• Instructions for the task
Find the lines holding the string "title" in the data, then copy all of them.

• Provided material
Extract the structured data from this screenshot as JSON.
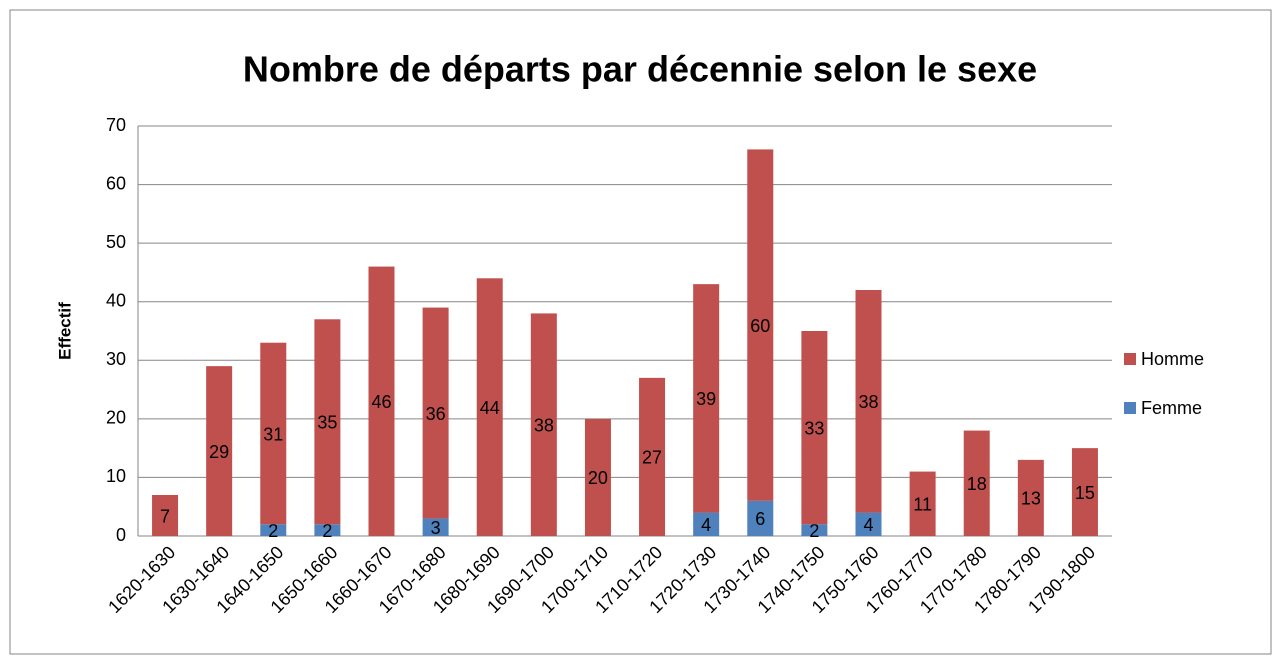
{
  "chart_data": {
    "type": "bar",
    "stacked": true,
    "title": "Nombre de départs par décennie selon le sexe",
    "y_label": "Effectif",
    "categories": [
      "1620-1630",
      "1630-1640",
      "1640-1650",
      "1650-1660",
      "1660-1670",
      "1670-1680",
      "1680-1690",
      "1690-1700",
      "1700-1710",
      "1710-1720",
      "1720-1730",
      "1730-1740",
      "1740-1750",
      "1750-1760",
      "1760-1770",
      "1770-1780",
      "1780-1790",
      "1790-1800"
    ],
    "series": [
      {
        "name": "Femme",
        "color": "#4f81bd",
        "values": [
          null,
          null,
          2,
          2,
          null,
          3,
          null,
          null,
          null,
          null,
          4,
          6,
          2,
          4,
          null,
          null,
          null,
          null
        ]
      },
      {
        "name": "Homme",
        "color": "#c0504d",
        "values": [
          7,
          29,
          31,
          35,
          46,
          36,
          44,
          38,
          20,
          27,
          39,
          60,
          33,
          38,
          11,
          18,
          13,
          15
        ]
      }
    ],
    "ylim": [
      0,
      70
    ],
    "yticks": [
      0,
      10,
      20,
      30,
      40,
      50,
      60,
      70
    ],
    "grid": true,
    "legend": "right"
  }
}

--

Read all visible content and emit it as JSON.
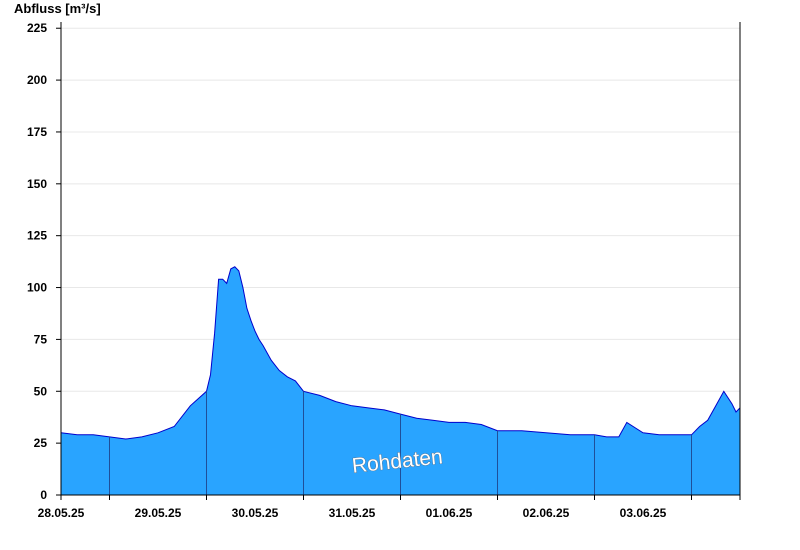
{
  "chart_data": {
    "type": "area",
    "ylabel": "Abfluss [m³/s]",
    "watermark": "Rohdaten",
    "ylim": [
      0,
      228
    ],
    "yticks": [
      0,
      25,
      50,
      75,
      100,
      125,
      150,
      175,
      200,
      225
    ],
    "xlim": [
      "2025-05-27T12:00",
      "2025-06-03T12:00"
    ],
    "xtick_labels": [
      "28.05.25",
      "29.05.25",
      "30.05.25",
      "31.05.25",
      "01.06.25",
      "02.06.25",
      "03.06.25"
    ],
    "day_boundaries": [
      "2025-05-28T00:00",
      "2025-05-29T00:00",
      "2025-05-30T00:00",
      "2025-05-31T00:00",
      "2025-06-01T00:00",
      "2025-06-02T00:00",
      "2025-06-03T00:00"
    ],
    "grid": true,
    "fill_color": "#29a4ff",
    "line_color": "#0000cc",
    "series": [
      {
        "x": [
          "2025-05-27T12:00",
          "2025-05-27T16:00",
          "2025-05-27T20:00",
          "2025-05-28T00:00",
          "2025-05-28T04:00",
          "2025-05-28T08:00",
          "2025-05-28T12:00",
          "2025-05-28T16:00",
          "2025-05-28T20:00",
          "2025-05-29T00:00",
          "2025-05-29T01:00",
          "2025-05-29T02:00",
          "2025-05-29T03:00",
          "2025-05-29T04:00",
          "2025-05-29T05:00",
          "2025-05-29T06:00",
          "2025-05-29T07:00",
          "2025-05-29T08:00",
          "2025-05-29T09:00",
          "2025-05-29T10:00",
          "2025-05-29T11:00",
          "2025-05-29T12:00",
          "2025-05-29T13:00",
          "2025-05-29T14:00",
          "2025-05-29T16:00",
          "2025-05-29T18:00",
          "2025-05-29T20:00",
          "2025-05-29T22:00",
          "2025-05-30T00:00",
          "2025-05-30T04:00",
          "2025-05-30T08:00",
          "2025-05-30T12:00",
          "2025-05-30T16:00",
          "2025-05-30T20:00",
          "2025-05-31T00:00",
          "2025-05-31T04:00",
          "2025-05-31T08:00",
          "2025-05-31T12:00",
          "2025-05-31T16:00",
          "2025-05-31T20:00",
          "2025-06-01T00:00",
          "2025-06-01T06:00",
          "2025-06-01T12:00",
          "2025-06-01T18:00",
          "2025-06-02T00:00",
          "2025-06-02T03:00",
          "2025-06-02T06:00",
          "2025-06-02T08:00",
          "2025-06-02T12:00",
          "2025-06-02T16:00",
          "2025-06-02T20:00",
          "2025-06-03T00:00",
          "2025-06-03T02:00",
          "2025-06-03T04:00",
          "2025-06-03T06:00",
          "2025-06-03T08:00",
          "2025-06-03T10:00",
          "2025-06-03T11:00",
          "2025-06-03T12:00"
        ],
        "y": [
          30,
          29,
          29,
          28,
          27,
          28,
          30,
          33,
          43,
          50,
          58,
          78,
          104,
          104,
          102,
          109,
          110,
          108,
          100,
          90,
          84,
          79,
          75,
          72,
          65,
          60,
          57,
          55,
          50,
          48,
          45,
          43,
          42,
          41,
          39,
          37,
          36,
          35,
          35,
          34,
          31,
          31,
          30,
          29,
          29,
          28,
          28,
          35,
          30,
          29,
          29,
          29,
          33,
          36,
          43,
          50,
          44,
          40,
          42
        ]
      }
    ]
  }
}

--

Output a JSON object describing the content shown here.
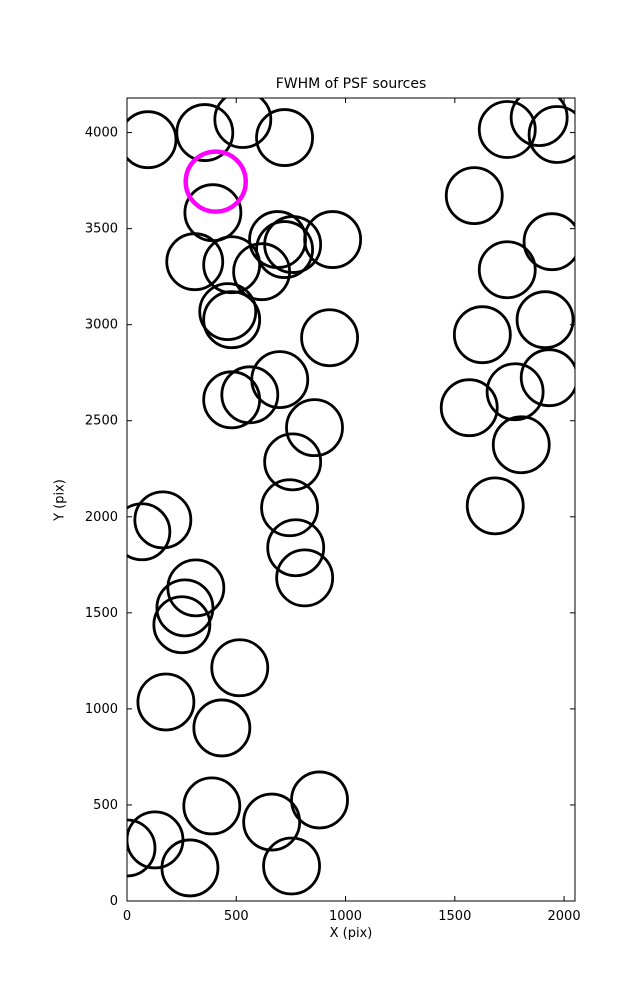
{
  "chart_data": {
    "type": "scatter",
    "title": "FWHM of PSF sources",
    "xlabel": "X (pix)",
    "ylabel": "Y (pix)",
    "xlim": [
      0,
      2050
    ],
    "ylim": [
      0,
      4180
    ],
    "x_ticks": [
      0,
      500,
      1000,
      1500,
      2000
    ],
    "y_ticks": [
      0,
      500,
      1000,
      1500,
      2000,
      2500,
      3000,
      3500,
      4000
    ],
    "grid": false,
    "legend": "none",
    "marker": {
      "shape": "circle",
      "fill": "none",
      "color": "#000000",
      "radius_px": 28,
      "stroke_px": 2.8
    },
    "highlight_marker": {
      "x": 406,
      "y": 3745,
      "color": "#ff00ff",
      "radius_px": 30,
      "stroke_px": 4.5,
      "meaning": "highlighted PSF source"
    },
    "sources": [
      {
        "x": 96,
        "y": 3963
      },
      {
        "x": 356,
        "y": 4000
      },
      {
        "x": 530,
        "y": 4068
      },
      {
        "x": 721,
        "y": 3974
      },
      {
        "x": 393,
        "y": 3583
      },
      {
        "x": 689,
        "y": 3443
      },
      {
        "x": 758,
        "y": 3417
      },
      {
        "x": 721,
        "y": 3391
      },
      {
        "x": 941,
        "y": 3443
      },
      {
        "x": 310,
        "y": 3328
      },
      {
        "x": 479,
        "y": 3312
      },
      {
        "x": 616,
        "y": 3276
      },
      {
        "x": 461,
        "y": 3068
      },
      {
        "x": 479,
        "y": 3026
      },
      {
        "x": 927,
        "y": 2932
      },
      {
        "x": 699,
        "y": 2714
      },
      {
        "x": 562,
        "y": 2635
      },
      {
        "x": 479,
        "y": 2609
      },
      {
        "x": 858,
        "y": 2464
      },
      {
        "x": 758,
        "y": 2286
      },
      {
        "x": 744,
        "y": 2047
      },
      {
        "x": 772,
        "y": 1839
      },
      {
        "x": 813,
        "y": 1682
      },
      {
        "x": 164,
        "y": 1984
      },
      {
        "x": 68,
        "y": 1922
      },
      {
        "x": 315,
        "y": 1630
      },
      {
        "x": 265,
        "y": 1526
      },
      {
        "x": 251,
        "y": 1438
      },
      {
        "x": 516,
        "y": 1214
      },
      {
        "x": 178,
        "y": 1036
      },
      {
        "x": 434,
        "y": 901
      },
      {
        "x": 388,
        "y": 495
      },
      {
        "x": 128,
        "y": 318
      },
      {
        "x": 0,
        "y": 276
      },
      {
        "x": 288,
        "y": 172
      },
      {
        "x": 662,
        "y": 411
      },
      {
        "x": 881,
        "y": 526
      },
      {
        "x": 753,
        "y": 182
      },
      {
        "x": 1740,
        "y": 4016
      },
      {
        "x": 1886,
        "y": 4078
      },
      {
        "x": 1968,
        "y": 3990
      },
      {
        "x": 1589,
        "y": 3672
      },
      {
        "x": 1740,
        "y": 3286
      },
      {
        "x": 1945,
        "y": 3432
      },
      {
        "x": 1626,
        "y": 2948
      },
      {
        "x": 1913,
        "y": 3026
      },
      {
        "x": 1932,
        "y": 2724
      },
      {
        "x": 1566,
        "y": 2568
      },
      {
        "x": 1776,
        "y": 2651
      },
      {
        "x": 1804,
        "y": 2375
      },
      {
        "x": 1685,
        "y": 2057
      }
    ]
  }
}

• Answer to the problem
    "title": "Nombre de départs par décennie selon le sexe",
    "title": "FWHM of PSF sources",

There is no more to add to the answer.